▶ [WHAT YOU WILL DO]:
Select and reproduce each line of the listing below that bears the string "text".

▶ [PROVIDED INFORMATION]:
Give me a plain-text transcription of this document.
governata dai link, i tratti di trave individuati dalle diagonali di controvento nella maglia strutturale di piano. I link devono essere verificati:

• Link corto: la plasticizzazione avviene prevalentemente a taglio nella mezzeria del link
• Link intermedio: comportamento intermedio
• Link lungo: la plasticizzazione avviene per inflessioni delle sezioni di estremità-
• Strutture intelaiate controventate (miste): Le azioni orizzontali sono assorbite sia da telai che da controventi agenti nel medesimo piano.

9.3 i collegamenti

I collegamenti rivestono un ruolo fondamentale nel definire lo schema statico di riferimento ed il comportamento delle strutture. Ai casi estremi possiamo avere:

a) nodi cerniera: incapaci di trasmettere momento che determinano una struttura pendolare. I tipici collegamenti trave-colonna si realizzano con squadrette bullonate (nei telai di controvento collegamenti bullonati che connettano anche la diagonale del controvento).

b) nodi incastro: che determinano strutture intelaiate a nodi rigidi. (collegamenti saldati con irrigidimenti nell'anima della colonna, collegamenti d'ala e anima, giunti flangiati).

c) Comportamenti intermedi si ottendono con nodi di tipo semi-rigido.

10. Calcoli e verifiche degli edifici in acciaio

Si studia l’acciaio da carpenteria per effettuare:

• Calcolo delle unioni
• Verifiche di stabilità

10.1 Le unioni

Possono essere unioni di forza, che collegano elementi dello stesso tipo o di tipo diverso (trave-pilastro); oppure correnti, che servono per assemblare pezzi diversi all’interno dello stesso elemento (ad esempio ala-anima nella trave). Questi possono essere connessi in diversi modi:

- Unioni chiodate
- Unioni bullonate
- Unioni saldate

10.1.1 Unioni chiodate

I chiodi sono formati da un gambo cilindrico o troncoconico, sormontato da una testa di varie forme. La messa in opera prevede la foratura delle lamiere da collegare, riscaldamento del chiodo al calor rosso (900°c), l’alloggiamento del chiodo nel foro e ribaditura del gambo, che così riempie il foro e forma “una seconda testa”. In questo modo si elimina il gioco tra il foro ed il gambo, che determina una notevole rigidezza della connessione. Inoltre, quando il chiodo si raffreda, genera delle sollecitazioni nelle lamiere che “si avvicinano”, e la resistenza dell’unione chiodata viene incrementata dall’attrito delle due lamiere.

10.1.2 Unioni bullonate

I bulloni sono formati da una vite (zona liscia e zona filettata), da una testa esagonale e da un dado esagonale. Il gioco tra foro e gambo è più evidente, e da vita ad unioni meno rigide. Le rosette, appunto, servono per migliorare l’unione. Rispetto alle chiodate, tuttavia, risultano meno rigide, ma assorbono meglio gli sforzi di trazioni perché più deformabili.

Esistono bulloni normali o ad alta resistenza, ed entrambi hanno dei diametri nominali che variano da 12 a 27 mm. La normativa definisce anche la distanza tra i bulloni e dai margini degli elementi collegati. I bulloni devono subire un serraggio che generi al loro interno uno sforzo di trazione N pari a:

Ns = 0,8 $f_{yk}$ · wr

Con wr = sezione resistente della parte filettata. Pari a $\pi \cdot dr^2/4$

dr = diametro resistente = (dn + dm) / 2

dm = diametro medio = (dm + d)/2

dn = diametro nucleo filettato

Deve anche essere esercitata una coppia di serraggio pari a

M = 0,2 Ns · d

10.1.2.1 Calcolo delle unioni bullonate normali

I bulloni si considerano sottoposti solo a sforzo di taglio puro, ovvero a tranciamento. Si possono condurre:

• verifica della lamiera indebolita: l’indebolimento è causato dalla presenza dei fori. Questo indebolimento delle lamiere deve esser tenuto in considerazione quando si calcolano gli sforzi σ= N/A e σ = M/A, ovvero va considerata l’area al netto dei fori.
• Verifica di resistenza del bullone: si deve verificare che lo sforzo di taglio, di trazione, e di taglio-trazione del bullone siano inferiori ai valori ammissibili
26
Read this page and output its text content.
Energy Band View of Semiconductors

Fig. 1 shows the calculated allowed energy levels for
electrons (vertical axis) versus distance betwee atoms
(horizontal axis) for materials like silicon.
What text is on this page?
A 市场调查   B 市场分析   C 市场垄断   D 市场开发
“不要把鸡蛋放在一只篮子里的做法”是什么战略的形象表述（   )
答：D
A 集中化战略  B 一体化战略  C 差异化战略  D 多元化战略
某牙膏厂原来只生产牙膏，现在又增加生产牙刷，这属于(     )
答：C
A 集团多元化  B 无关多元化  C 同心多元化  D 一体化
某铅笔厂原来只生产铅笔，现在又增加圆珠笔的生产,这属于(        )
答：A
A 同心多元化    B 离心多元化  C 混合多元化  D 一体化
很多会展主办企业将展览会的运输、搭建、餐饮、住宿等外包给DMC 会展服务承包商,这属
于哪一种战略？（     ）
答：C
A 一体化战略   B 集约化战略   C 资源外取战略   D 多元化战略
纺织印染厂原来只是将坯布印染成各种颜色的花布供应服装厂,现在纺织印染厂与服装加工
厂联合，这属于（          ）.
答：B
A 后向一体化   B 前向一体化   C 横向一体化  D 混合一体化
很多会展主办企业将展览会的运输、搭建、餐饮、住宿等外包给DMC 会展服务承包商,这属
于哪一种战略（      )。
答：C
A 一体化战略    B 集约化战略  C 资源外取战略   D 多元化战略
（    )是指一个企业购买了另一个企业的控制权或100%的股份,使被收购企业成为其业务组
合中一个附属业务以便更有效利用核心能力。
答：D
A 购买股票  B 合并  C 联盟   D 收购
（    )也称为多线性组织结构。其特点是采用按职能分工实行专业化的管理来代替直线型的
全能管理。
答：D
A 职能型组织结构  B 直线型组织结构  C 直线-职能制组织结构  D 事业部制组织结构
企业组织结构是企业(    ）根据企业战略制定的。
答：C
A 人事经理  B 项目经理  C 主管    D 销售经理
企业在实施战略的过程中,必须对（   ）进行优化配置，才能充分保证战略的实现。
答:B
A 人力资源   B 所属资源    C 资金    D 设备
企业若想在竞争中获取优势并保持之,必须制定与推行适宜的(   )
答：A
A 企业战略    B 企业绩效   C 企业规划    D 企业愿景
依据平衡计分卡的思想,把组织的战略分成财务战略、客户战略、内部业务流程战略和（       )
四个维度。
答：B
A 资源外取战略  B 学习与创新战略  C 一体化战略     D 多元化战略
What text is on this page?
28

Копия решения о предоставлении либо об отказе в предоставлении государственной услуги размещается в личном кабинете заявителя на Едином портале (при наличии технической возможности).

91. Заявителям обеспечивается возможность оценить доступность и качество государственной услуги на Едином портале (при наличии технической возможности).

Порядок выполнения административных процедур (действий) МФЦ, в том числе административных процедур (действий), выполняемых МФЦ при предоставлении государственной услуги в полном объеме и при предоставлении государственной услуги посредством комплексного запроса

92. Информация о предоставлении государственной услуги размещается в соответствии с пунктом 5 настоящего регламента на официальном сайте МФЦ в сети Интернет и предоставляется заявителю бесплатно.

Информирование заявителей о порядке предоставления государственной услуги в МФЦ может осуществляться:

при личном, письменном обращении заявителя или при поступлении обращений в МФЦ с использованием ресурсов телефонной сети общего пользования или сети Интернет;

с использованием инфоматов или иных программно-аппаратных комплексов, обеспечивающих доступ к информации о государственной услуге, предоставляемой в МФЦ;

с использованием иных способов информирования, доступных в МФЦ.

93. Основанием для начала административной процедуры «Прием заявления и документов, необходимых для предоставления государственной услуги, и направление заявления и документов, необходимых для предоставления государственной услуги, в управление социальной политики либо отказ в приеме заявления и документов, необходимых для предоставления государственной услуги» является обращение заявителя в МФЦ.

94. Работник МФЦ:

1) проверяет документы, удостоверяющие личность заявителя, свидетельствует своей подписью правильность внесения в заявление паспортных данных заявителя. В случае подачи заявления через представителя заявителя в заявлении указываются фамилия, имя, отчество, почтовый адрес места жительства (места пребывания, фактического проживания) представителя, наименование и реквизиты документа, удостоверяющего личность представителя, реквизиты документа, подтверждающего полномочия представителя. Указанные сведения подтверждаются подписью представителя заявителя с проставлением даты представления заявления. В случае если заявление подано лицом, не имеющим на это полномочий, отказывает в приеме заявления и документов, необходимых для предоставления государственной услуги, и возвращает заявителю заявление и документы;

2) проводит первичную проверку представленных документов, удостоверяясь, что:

▶ [RESPONSE BELOW]:
Give me a plain-text transcription of this document.
Read this page and output its text content.
What text is on this page?
What text is on this page?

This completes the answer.